**What this task involves:** Write out all the lines again, precisely as they stand, but without the images.

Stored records

## Start

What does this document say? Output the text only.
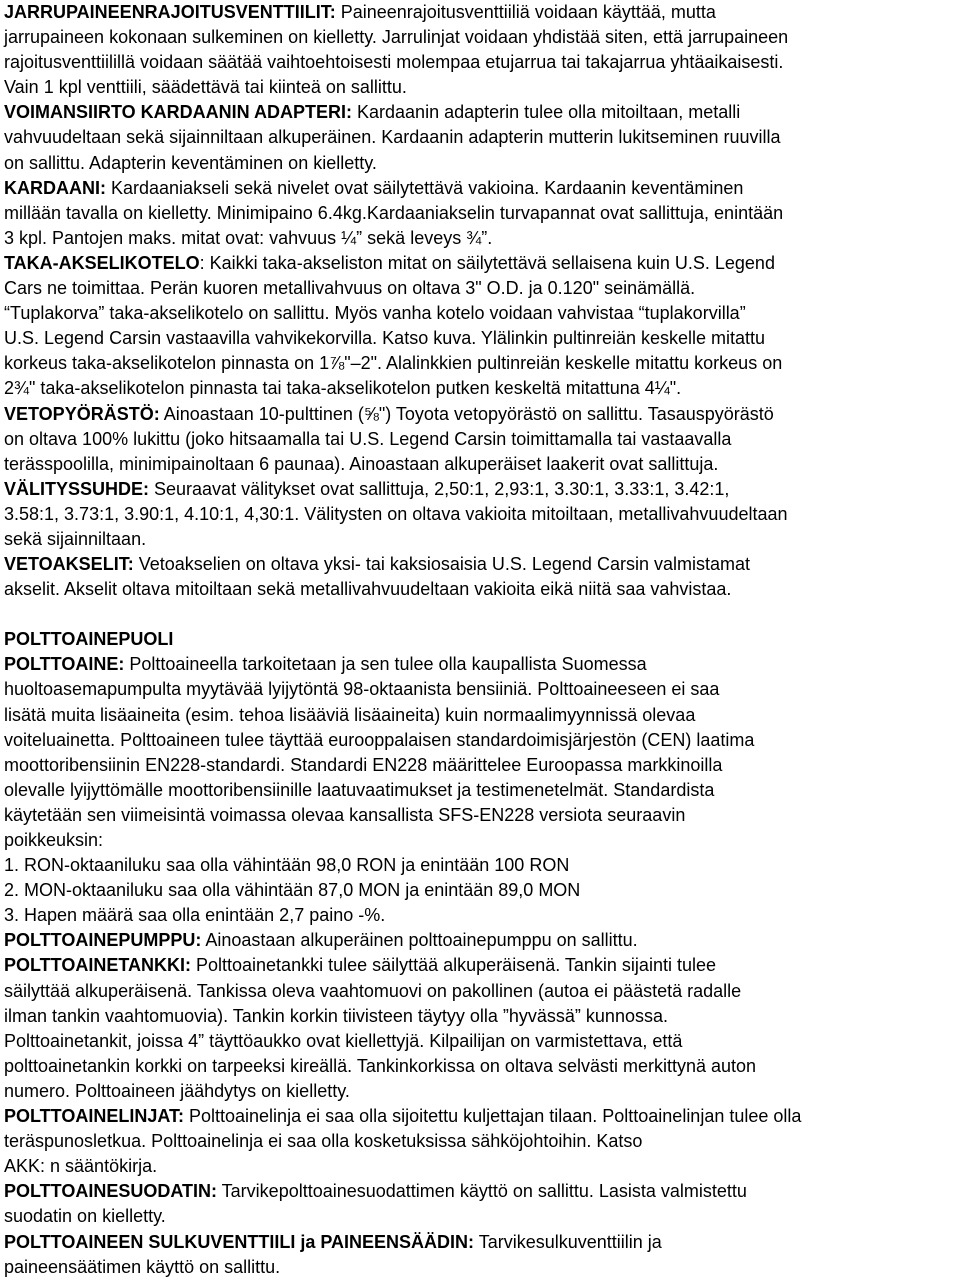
JARRUPAINEENRAJOITUSVENTTIILIT: Paineenrajoitusventtiiliä voidaan käyttää, mutta
jarrupaineen kokonaan sulkeminen on kielletty. Jarrulinjat voidaan yhdistää siten, että jarrupaineen
rajoitusventtiilillä voidaan säätää vaihtoehtoisesti molempaa etujarrua tai takajarrua yhtäaikaisesti.
Vain 1 kpl venttiili, säädettävä tai kiinteä on sallittu.

VOIMANSIIRTO KARDAANIN ADAPTERI: Kardaanin adapterin tulee olla mitoiltaan, metalli
vahvuudeltaan sekä sijainniltaan alkuperäinen. Kardaanin adapterin mutterin lukitseminen ruuvilla
on sallittu. Adapterin keventäminen on kielletty.

KARDAANI: Kardaaniakseli sekä nivelet ovat säilytettävä vakioina. Kardaanin keventäminen
millään tavalla on kielletty. Minimipaino 6.4kg.Kardaaniakselin turvapannat ovat sallittuja, enintään
3 kpl. Pantojen maks. mitat ovat: vahvuus ¼” sekä leveys ¾”.

TAKA-AKSELIKOTELO: Kaikki taka-akseliston mitat on säilytettävä sellaisena kuin U.S. Legend
Cars ne toimittaa. Perän kuoren metallivahvuus on oltava 3" O.D. ja 0.120" seinämällä.
“Tuplakorva” taka-akselikotelo on sallittu. Myös vanha kotelo voidaan vahvistaa “tuplakorvilla”
U.S. Legend Carsin vastaavilla vahvikekorvilla. Katso kuva. Ylälinkin pultinreiän keskelle mitattu
korkeus taka-akselikotelon pinnasta on 1⅞"–2". Alalinkkien pultinreiän keskelle mitattu korkeus on
2¾" taka-akselikotelon pinnasta tai taka-akselikotelon putken keskeltä mitattuna 4¼".

VETOPYÖRÄSTÖ: Ainoastaan 10-pulttinen (⅝") Toyota vetopyörästö on sallittu. Tasauspyörästö
on oltava 100% lukittu (joko hitsaamalla tai U.S. Legend Carsin toimittamalla tai vastaavalla
terässpoolilla, minimipainoltaan 6 paunaa). Ainoastaan alkuperäiset laakerit ovat sallittuja.

VÄLITYSSUHDE: Seuraavat välitykset ovat sallittuja, 2,50:1, 2,93:1, 3.30:1, 3.33:1, 3.42:1,
3.58:1, 3.73:1, 3.90:1, 4.10:1, 4,30:1. Välitysten on oltava vakioita mitoiltaan, metallivahvuudeltaan
sekä sijainniltaan.

VETOAKSELIT: Vetoakselien on oltava yksi- tai kaksiosaisia U.S. Legend Carsin valmistamat
akselit. Akselit oltava mitoiltaan sekä metallivahvuudeltaan vakioita eikä niitä saa vahvistaa.

POLTTOAINEPUOLI

POLTTOAINE: Polttoaineella tarkoitetaan ja sen tulee olla kaupallista Suomessa
huoltoasemapumpulta myytävää lyijytöntä 98-oktaanista bensiiniä. Polttoaineeseen ei saa
lisätä muita lisäaineita (esim. tehoa lisääviä lisäaineita) kuin normaalimyynnissä olevaa
voiteluainetta. Polttoaineen tulee täyttää eurooppalaisen standardoimisjärjestön (CEN) laatima
moottoribensiinin EN228-standardi. Standardi EN228 määrittelee Euroopassa markkinoilla
olevalle lyijyttömälle moottoribensiinille laatuvaatimukset ja testimenetelmät. Standardista
käytetään sen viimeisintä voimassa olevaa kansallista SFS-EN228 versiota seuraavin
poikkeuksin:
1. RON-oktaaniluku saa olla vähintään 98,0 RON ja enintään 100 RON
2. MON-oktaaniluku saa olla vähintään 87,0 MON ja enintään 89,0 MON
3. Hapen määrä saa olla enintään 2,7 paino -%.

POLTTOAINEPUMPPU: Ainoastaan alkuperäinen polttoainepumppu on sallittu.

POLTTOAINETANKKI: Polttoainetankki tulee säilyttää alkuperäisenä. Tankin sijainti tulee
säilyttää alkuperäisenä. Tankissa oleva vaahtomuovi on pakollinen (autoa ei päästetä radalle
ilman tankin vaahtomuovia). Tankin korkin tiivisteen täytyy olla ”hyvässä” kunnossa.
Polttoainetankit, joissa 4” täyttöaukko ovat kiellettyjä. Kilpailijan on varmistettava, että
polttoainetankin korkki on tarpeeksi kireällä. Tankinkorkissa on oltava selvästi merkittynä auton
numero. Polttoaineen jäähdytys on kielletty.

POLTTOAINELINJAT: Polttoainelinja ei saa olla sijoitettu kuljettajan tilaan. Polttoainelinjan tulee olla
teräspunosletkua. Polttoainelinja ei saa olla kosketuksissa sähköjohtoihin. Katso
AKK: n sääntökirja.

POLTTOAINESUODATIN: Tarvikepolttoainesuodattimen käyttö on sallittu. Lasista valmistettu
suodatin on kielletty.

POLTTOAINEEN SULKUVENTTIILI ja PAINEENSÄÄDIN: Tarvikesulkuventtiilin ja
paineensäätimen käyttö on sallittu.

## End

**Complete output:**
What does this document say? Output the text only.
JARRUPAINEENRAJOITUSVENTTIILIT: Paineenrajoitusventtiiliä voidaan käyttää, mutta
jarrupaineen kokonaan sulkeminen on kielletty. Jarrulinjat voidaan yhdistää siten, että jarrupaineen
rajoitusventtiilillä voidaan säätää vaihtoehtoisesti molempaa etujarrua tai takajarrua yhtäaikaisesti.
Vain 1 kpl venttiili, säädettävä tai kiinteä on sallittu.

VOIMANSIIRTO KARDAANIN ADAPTERI: Kardaanin adapterin tulee olla mitoiltaan, metalli
vahvuudeltaan sekä sijainniltaan alkuperäinen. Kardaanin adapterin mutterin lukitseminen ruuvilla
on sallittu. Adapterin keventäminen on kielletty.

KARDAANI: Kardaaniakseli sekä nivelet ovat säilytettävä vakioina. Kardaanin keventäminen
millään tavalla on kielletty. Minimipaino 6.4kg.Kardaaniakselin turvapannat ovat sallittuja, enintään
3 kpl. Pantojen maks. mitat ovat: vahvuus ¼” sekä leveys ¾”.

TAKA-AKSELIKOTELO: Kaikki taka-akseliston mitat on säilytettävä sellaisena kuin U.S. Legend
Cars ne toimittaa. Perän kuoren metallivahvuus on oltava 3" O.D. ja 0.120" seinämällä.
“Tuplakorva” taka-akselikotelo on sallittu. Myös vanha kotelo voidaan vahvistaa “tuplakorvilla”
U.S. Legend Carsin vastaavilla vahvikekorvilla. Katso kuva. Ylälinkin pultinreiän keskelle mitattu
korkeus taka-akselikotelon pinnasta on 1⅞"–2". Alalinkkien pultinreiän keskelle mitattu korkeus on
2¾" taka-akselikotelon pinnasta tai taka-akselikotelon putken keskeltä mitattuna 4¼".

VETOPYÖRÄSTÖ: Ainoastaan 10-pulttinen (⅝") Toyota vetopyörästö on sallittu. Tasauspyörästö
on oltava 100% lukittu (joko hitsaamalla tai U.S. Legend Carsin toimittamalla tai vastaavalla
terässpoolilla, minimipainoltaan 6 paunaa). Ainoastaan alkuperäiset laakerit ovat sallittuja.

VÄLITYSSUHDE: Seuraavat välitykset ovat sallittuja, 2,50:1, 2,93:1, 3.30:1, 3.33:1, 3.42:1,
3.58:1, 3.73:1, 3.90:1, 4.10:1, 4,30:1. Välitysten on oltava vakioita mitoiltaan, metallivahvuudeltaan
sekä sijainniltaan.

VETOAKSELIT: Vetoakselien on oltava yksi- tai kaksiosaisia U.S. Legend Carsin valmistamat
akselit. Akselit oltava mitoiltaan sekä metallivahvuudeltaan vakioita eikä niitä saa vahvistaa.

POLTTOAINEPUOLI

POLTTOAINE: Polttoaineella tarkoitetaan ja sen tulee olla kaupallista Suomessa
huoltoasemapumpulta myytävää lyijytöntä 98-oktaanista bensiiniä. Polttoaineeseen ei saa
lisätä muita lisäaineita (esim. tehoa lisääviä lisäaineita) kuin normaalimyynnissä olevaa
voiteluainetta. Polttoaineen tulee täyttää eurooppalaisen standardoimisjärjestön (CEN) laatima
moottoribensiinin EN228-standardi. Standardi EN228 määrittelee Euroopassa markkinoilla
olevalle lyijyttömälle moottoribensiinille laatuvaatimukset ja testimenetelmät. Standardista
käytetään sen viimeisintä voimassa olevaa kansallista SFS-EN228 versiota seuraavin
poikkeuksin:
1. RON-oktaaniluku saa olla vähintään 98,0 RON ja enintään 100 RON
2. MON-oktaaniluku saa olla vähintään 87,0 MON ja enintään 89,0 MON
3. Hapen määrä saa olla enintään 2,7 paino -%.

POLTTOAINEPUMPPU: Ainoastaan alkuperäinen polttoainepumppu on sallittu.

POLTTOAINETANKKI: Polttoainetankki tulee säilyttää alkuperäisenä. Tankin sijainti tulee
säilyttää alkuperäisenä. Tankissa oleva vaahtomuovi on pakollinen (autoa ei päästetä radalle
ilman tankin vaahtomuovia). Tankin korkin tiivisteen täytyy olla ”hyvässä” kunnossa.
Polttoainetankit, joissa 4” täyttöaukko ovat kiellettyjä. Kilpailijan on varmistettava, että
polttoainetankin korkki on tarpeeksi kireällä. Tankinkorkissa on oltava selvästi merkittynä auton
numero. Polttoaineen jäähdytys on kielletty.

POLTTOAINELINJAT: Polttoainelinja ei saa olla sijoitettu kuljettajan tilaan. Polttoainelinjan tulee olla
teräspunosletkua. Polttoainelinja ei saa olla kosketuksissa sähköjohtoihin. Katso
AKK: n sääntökirja.

POLTTOAINESUODATIN: Tarvikepolttoainesuodattimen käyttö on sallittu. Lasista valmistettu
suodatin on kielletty.

POLTTOAINEEN SULKUVENTTIILI ja PAINEENSÄÄDIN: Tarvikesulkuventtiilin ja
paineensäätimen käyttö on sallittu.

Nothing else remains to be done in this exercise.